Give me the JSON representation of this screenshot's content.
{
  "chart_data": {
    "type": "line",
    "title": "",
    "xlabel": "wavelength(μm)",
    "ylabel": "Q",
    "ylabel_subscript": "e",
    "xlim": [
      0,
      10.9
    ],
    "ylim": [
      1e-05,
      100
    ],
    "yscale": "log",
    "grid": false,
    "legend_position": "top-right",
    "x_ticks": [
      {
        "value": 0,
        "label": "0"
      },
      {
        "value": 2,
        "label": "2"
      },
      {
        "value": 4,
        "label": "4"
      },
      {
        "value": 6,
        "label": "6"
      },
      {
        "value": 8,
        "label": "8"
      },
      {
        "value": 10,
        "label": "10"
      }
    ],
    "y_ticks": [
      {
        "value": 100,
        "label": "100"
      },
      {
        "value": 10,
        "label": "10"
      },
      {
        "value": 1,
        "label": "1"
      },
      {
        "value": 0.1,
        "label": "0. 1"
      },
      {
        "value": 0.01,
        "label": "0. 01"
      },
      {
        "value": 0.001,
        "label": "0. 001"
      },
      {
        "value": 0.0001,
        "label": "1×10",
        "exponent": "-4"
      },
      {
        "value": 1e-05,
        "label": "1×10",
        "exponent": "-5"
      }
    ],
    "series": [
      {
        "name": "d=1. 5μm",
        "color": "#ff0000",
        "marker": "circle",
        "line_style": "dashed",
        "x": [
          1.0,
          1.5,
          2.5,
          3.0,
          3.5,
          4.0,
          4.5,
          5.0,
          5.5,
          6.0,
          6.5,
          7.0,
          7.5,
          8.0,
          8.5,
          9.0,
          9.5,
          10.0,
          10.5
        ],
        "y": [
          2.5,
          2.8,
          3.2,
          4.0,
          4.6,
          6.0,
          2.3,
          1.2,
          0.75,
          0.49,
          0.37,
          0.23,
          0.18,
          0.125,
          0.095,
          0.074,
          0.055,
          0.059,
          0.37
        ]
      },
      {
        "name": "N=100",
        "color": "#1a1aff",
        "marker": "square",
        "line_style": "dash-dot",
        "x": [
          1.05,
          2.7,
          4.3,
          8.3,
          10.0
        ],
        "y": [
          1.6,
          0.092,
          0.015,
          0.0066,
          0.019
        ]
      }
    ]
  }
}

> TASK REQUIREMENTS:
Type out the full listing again, exactly as given.

> EXPECTED ANSWER:
Give me the JSON representation of this screenshot's content.
{
  "chart_data": {
    "type": "line",
    "title": "",
    "xlabel": "wavelength(μm)",
    "ylabel": "Q",
    "ylabel_subscript": "e",
    "xlim": [
      0,
      10.9
    ],
    "ylim": [
      1e-05,
      100
    ],
    "yscale": "log",
    "grid": false,
    "legend_position": "top-right",
    "x_ticks": [
      {
        "value": 0,
        "label": "0"
      },
      {
        "value": 2,
        "label": "2"
      },
      {
        "value": 4,
        "label": "4"
      },
      {
        "value": 6,
        "label": "6"
      },
      {
        "value": 8,
        "label": "8"
      },
      {
        "value": 10,
        "label": "10"
      }
    ],
    "y_ticks": [
      {
        "value": 100,
        "label": "100"
      },
      {
        "value": 10,
        "label": "10"
      },
      {
        "value": 1,
        "label": "1"
      },
      {
        "value": 0.1,
        "label": "0. 1"
      },
      {
        "value": 0.01,
        "label": "0. 01"
      },
      {
        "value": 0.001,
        "label": "0. 001"
      },
      {
        "value": 0.0001,
        "label": "1×10",
        "exponent": "-4"
      },
      {
        "value": 1e-05,
        "label": "1×10",
        "exponent": "-5"
      }
    ],
    "series": [
      {
        "name": "d=1. 5μm",
        "color": "#ff0000",
        "marker": "circle",
        "line_style": "dashed",
        "x": [
          1.0,
          1.5,
          2.5,
          3.0,
          3.5,
          4.0,
          4.5,
          5.0,
          5.5,
          6.0,
          6.5,
          7.0,
          7.5,
          8.0,
          8.5,
          9.0,
          9.5,
          10.0,
          10.5
        ],
        "y": [
          2.5,
          2.8,
          3.2,
          4.0,
          4.6,
          6.0,
          2.3,
          1.2,
          0.75,
          0.49,
          0.37,
          0.23,
          0.18,
          0.125,
          0.095,
          0.074,
          0.055,
          0.059,
          0.37
        ]
      },
      {
        "name": "N=100",
        "color": "#1a1aff",
        "marker": "square",
        "line_style": "dash-dot",
        "x": [
          1.05,
          2.7,
          4.3,
          8.3,
          10.0
        ],
        "y": [
          1.6,
          0.092,
          0.015,
          0.0066,
          0.019
        ]
      }
    ]
  }
}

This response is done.